▶ _Provided records_:
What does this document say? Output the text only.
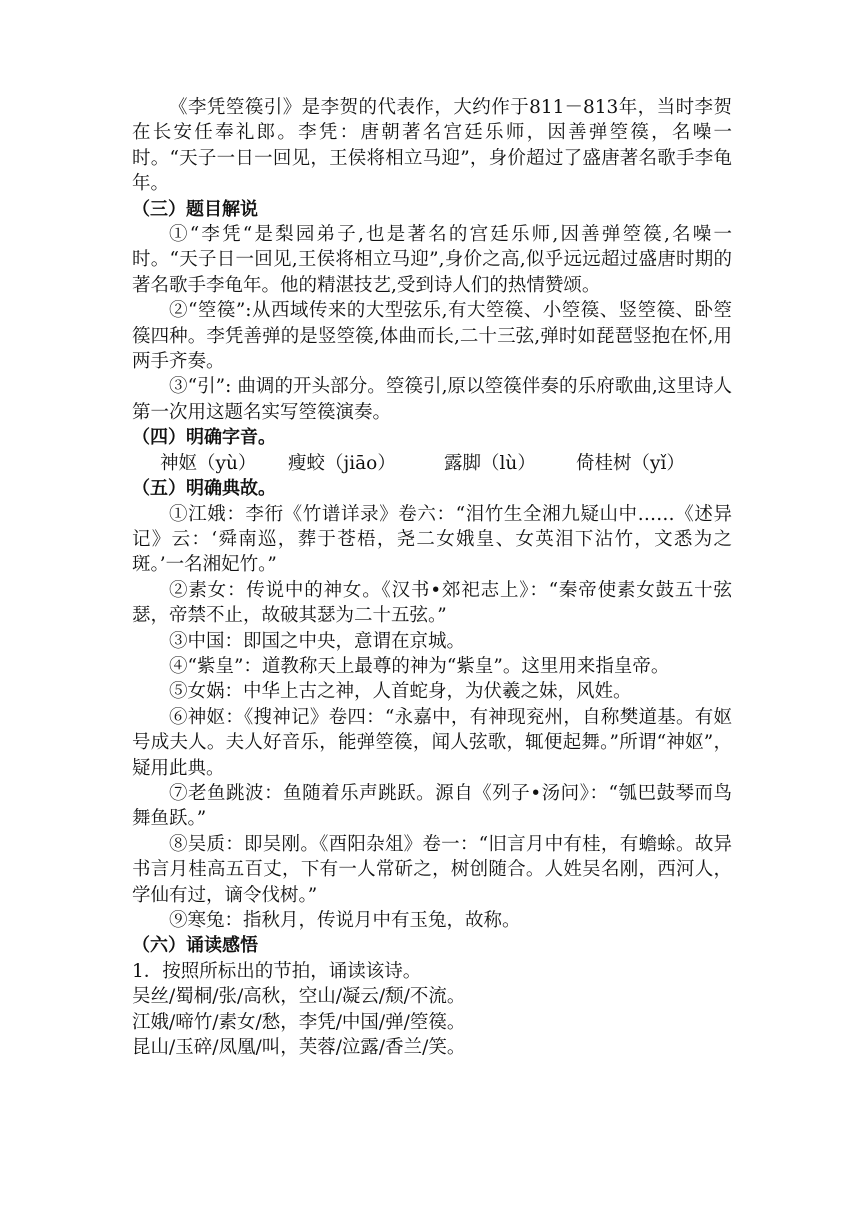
《李凭箜篌引》是李贺的代表作，大约作于811－813年，当时李贺在长安任奉礼郎。李凭：唐朝著名宫廷乐师，因善弹箜篌，名噪一时。“天子一日一回见，王侯将相立马迎”，身价超过了盛唐著名歌手李龟年。

（三）题目解说

①“李凭“是梨园弟子,也是著名的宫廷乐师,因善弹箜篌,名噪一时。“天子日一回见,王侯将相立马迎”,身价之高,似乎远远超过盛唐时期的著名歌手李龟年。他的精湛技艺,受到诗人们的热情赞颂。

②“箜篌”:从西域传来的大型弦乐,有大箜篌、小箜篌、竖箜篌、卧箜篌四种。李凭善弹的是竖箜篌,体曲而长,二十三弦,弹时如琵琶竖抱在怀,用两手齐奏。

③“引”: 曲调的开头部分。箜篌引,原以箜篌伴奏的乐府歌曲,这里诗人第一次用这题名实写箜篌演奏。

（四）明确字音。

神妪（yù）	瘦蛟（jiāo）	露脚（lù）	倚桂树（yǐ）

（五）明确典故。

①江娥：李衎《竹谱详录》卷六：“泪竹生全湘九疑山中……《述异记》云：‘舜南巡，葬于苍梧，尧二女娥皇、女英泪下沾竹，文悉为之斑。’一名湘妃竹。”

②素女：传说中的神女。《汉书•郊祀志上》：“秦帝使素女鼓五十弦瑟，帝禁不止，故破其瑟为二十五弦。”

③中国：即国之中央，意谓在京城。

④“紫皇”：道教称天上最尊的神为“紫皇”。这里用来指皇帝。

⑤女娲：中华上古之神，人首蛇身，为伏羲之妹，风姓。

⑥神妪：《搜神记》卷四：“永嘉中，有神现兖州，自称樊道基。有妪号成夫人。夫人好音乐，能弹箜篌，闻人弦歌，辄便起舞。”所谓“神妪”，疑用此典。

⑦老鱼跳波：鱼随着乐声跳跃。源自《列子•汤问》：“瓠巴鼓琴而鸟舞鱼跃。”

⑧吴质：即吴刚。《酉阳杂俎》卷一：“旧言月中有桂，有蟾蜍。故异书言月桂高五百丈，下有一人常斫之，树创随合。人姓吴名刚，西河人，学仙有过，谪令伐树。”

⑨寒兔：指秋月，传说月中有玉兔，故称。

（六）诵读感悟

1．按照所标出的节拍，诵读该诗。

吴丝/蜀桐/张/高秋，空山/凝云/颓/不流。

江娥/啼竹/素女/愁，李凭/中国/弹/箜篌。

昆山/玉碎/凤凰/叫，芙蓉/泣露/香兰/笑。
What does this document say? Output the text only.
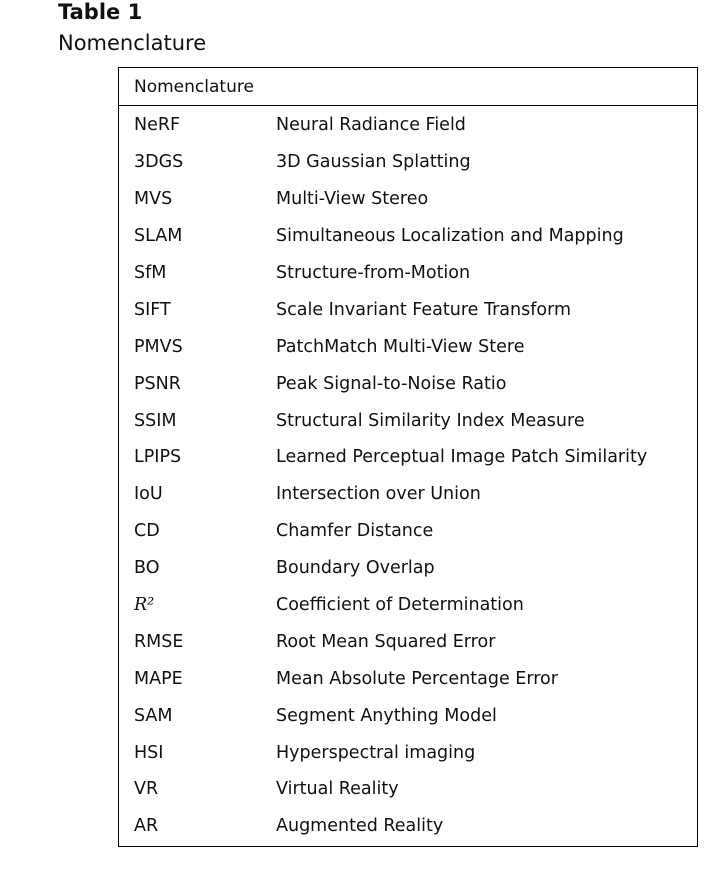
Table 1
Nomenclature
Nomenclature
NeRF	Neural Radiance Field
3DGS	3D Gaussian Splatting
MVS	Multi-View Stereo
SLAM	Simultaneous Localization and Mapping
SfM	Structure-from-Motion
SIFT	Scale Invariant Feature Transform
PMVS	PatchMatch Multi-View Stere
PSNR	Peak Signal-to-Noise Ratio
SSIM	Structural Similarity Index Measure
LPIPS	Learned Perceptual Image Patch Similarity
IoU	Intersection over Union
CD	Chamfer Distance
BO	Boundary Overlap
R²	Coefficient of Determination
RMSE	Root Mean Squared Error
MAPE	Mean Absolute Percentage Error
SAM	Segment Anything Model
HSI	Hyperspectral imaging
VR	Virtual Reality
AR	Augmented Reality
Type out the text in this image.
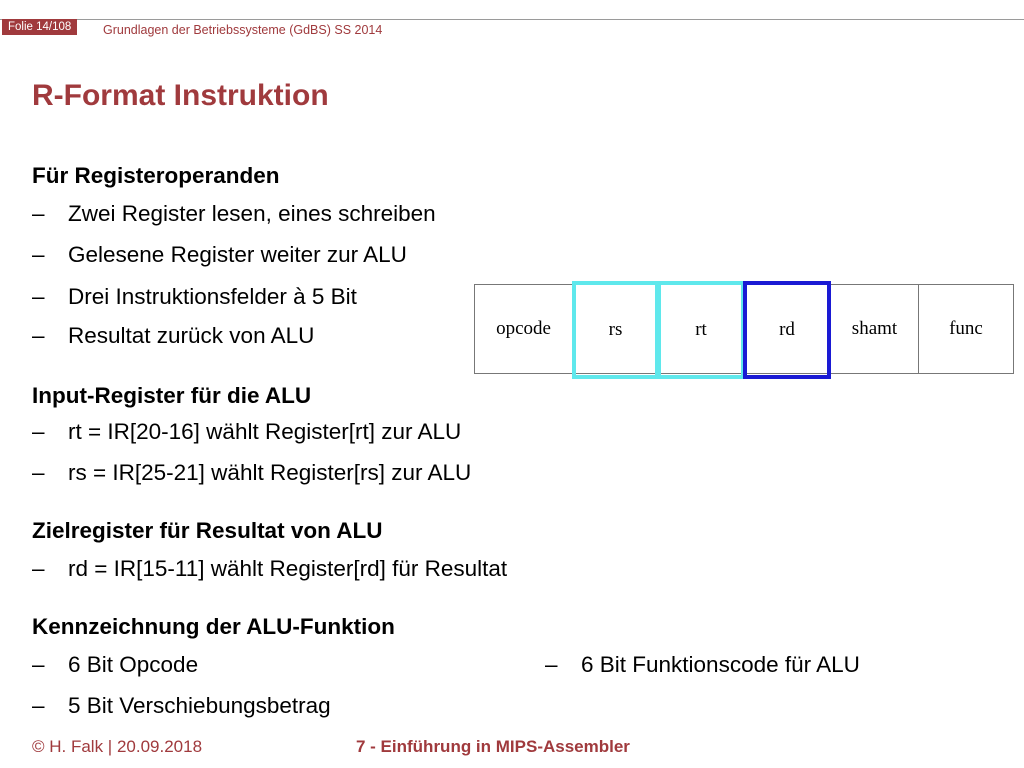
Folie 14/108	Grundlagen der Betriebssysteme (GdBS) SS 2014
R-Format Instruktion
Für Registeroperanden
– Zwei Register lesen, eines schreiben
– Gelesene Register weiter zur ALU
– Drei Instruktionsfelder à 5 Bit
– Resultat zurück von ALU	opcode	rs	rt	rd	shamt	func
Input-Register für die ALU
– rt = IR[20-16] wählt Register[rt] zur ALU
– rs = IR[25-21] wählt Register[rs] zur ALU
Zielregister für Resultat von ALU
– rd = IR[15-11] wählt Register[rd] für Resultat
Kennzeichnung der ALU-Funktion
– 6 Bit Opcode	– 6 Bit Funktionscode für ALU
– 5 Bit Verschiebungsbetrag
© H. Falk | 20.09.2018	7 - Einführung in MIPS-Assembler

▶ _Work to do_:
Every record must be copied exactly, with the pictures left out.

▶ _Solved exercise_:
What does this document say? Output the text only.
《李凭箜篌引》是李贺的代表作，大约作于811－813年，当时李贺在长安任奉礼郎。李凭：唐朝著名宫廷乐师，因善弹箜篌，名噪一时。“天子一日一回见，王侯将相立马迎”，身价超过了盛唐著名歌手李龟年。

（三）题目解说

①“李凭“是梨园弟子,也是著名的宫廷乐师,因善弹箜篌,名噪一时。“天子日一回见,王侯将相立马迎”,身价之高,似乎远远超过盛唐时期的著名歌手李龟年。他的精湛技艺,受到诗人们的热情赞颂。

②“箜篌”:从西域传来的大型弦乐,有大箜篌、小箜篌、竖箜篌、卧箜篌四种。李凭善弹的是竖箜篌,体曲而长,二十三弦,弹时如琵琶竖抱在怀,用两手齐奏。

③“引”: 曲调的开头部分。箜篌引,原以箜篌伴奏的乐府歌曲,这里诗人第一次用这题名实写箜篌演奏。

（四）明确字音。

神妪（yù）	瘦蛟（jiāo）	露脚（lù）	倚桂树（yǐ）

（五）明确典故。

①江娥：李衎《竹谱详录》卷六：“泪竹生全湘九疑山中……《述异记》云：‘舜南巡，葬于苍梧，尧二女娥皇、女英泪下沾竹，文悉为之斑。’一名湘妃竹。”

②素女：传说中的神女。《汉书•郊祀志上》：“秦帝使素女鼓五十弦瑟，帝禁不止，故破其瑟为二十五弦。”

③中国：即国之中央，意谓在京城。

④“紫皇”：道教称天上最尊的神为“紫皇”。这里用来指皇帝。

⑤女娲：中华上古之神，人首蛇身，为伏羲之妹，风姓。

⑥神妪：《搜神记》卷四：“永嘉中，有神现兖州，自称樊道基。有妪号成夫人。夫人好音乐，能弹箜篌，闻人弦歌，辄便起舞。”所谓“神妪”，疑用此典。

⑦老鱼跳波：鱼随着乐声跳跃。源自《列子•汤问》：“瓠巴鼓琴而鸟舞鱼跃。”

⑧吴质：即吴刚。《酉阳杂俎》卷一：“旧言月中有桂，有蟾蜍。故异书言月桂高五百丈，下有一人常斫之，树创随合。人姓吴名刚，西河人，学仙有过，谪令伐树。”

⑨寒兔：指秋月，传说月中有玉兔，故称。

（六）诵读感悟

1．按照所标出的节拍，诵读该诗。

吴丝/蜀桐/张/高秋，空山/凝云/颓/不流。

江娥/啼竹/素女/愁，李凭/中国/弹/箜篌。

昆山/玉碎/凤凰/叫，芙蓉/泣露/香兰/笑。
What does this document say? Output the text only.
Table 1
Nomenclature
Nomenclature
NeRF	Neural Radiance Field
3DGS	3D Gaussian Splatting
MVS	Multi-View Stereo
SLAM	Simultaneous Localization and Mapping
SfM	Structure-from-Motion
SIFT	Scale Invariant Feature Transform
PMVS	PatchMatch Multi-View Stere
PSNR	Peak Signal-to-Noise Ratio
SSIM	Structural Similarity Index Measure
LPIPS	Learned Perceptual Image Patch Similarity
IoU	Intersection over Union
CD	Chamfer Distance
BO	Boundary Overlap
R²	Coefficient of Determination
RMSE	Root Mean Squared Error
MAPE	Mean Absolute Percentage Error
SAM	Segment Anything Model
HSI	Hyperspectral imaging
VR	Virtual Reality
AR	Augmented Reality
Type out the text in this image.
Folie 14/108	Grundlagen der Betriebssysteme (GdBS) SS 2014
R-Format Instruktion
Für Registeroperanden
– Zwei Register lesen, eines schreiben
– Gelesene Register weiter zur ALU
– Drei Instruktionsfelder à 5 Bit
– Resultat zurück von ALU	opcode	rs	rt	rd	shamt	func
Input-Register für die ALU
– rt = IR[20-16] wählt Register[rt] zur ALU
– rs = IR[25-21] wählt Register[rs] zur ALU
Zielregister für Resultat von ALU
– rd = IR[15-11] wählt Register[rd] für Resultat
Kennzeichnung der ALU-Funktion
– 6 Bit Opcode	– 6 Bit Funktionscode für ALU
– 5 Bit Verschiebungsbetrag
© H. Falk | 20.09.2018	7 - Einführung in MIPS-Assembler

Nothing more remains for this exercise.